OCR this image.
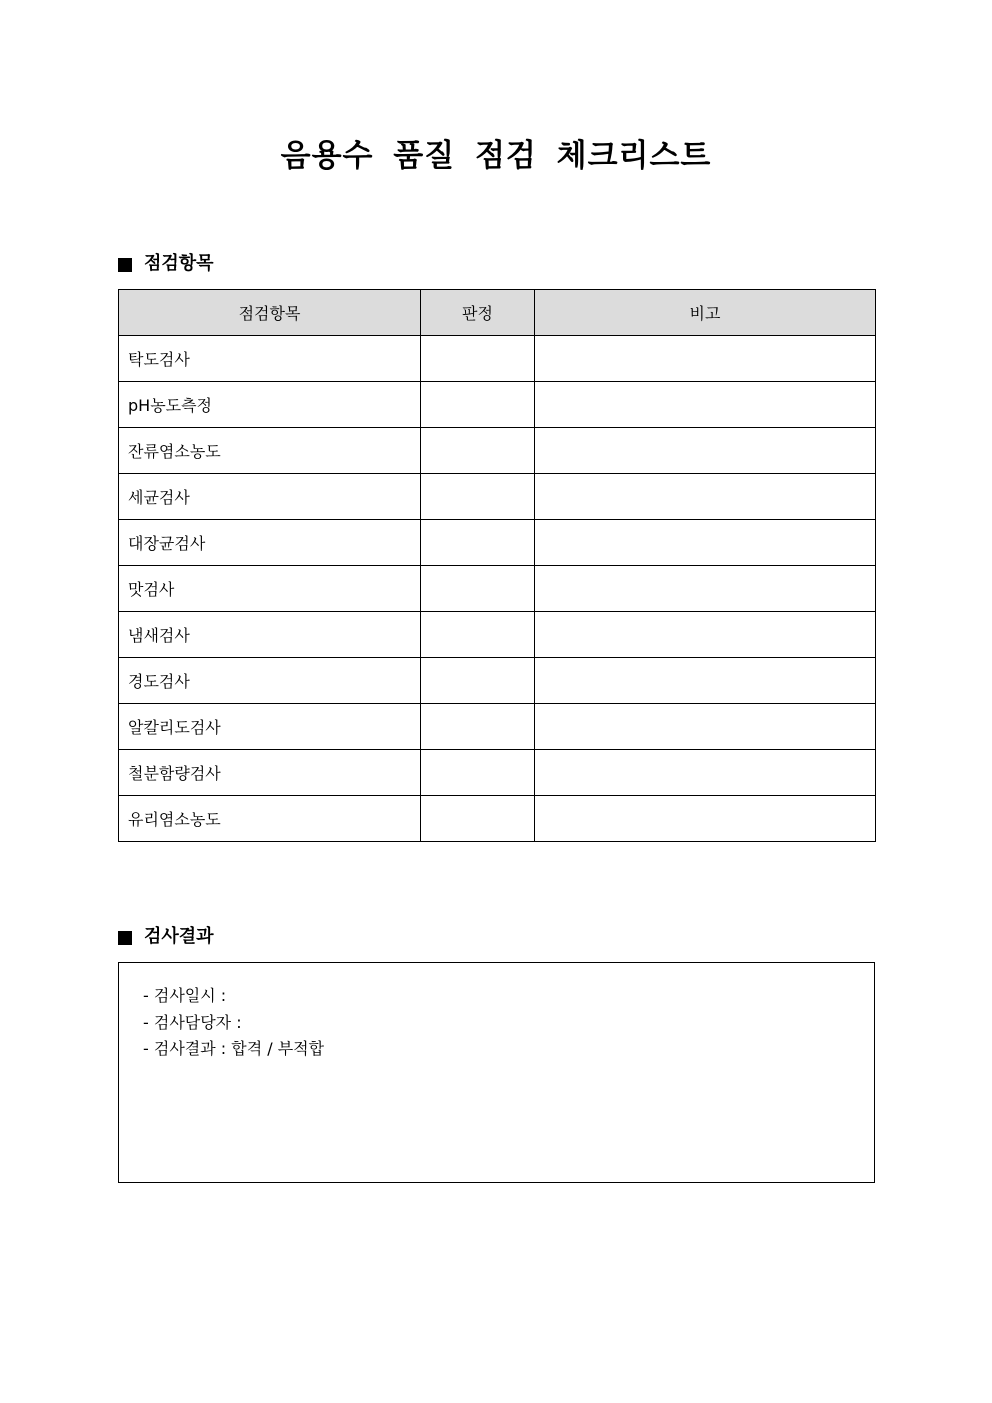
음용수 품질 점검 체크리스트
점검항목
점검항목	판정	비고
탁도검사		
pH농도측정		
잔류염소농도		
세균검사		
대장균검사		
맛검사		
냄새검사		
경도검사		
알칼리도검사		
철분함량검사		
유리염소농도		
검사결과
- 검사일시 :
- 검사담당자 :
- 검사결과 : 합격 / 부적합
────────────────────
*WRITTEN INSTRUCTION:*
Repeat the data exactly, excluding the pictures.

*FINISHED TASK:*
OCR this image.
음용수 품질 점검 체크리스트
점검항목
점검항목	판정	비고
탁도검사		
pH농도측정		
잔류염소농도		
세균검사		
대장균검사		
맛검사		
냄새검사		
경도검사		
알칼리도검사		
철분함량검사		
유리염소농도		
검사결과
- 검사일시 :
- 검사담당자 :
- 검사결과 : 합격 / 부적합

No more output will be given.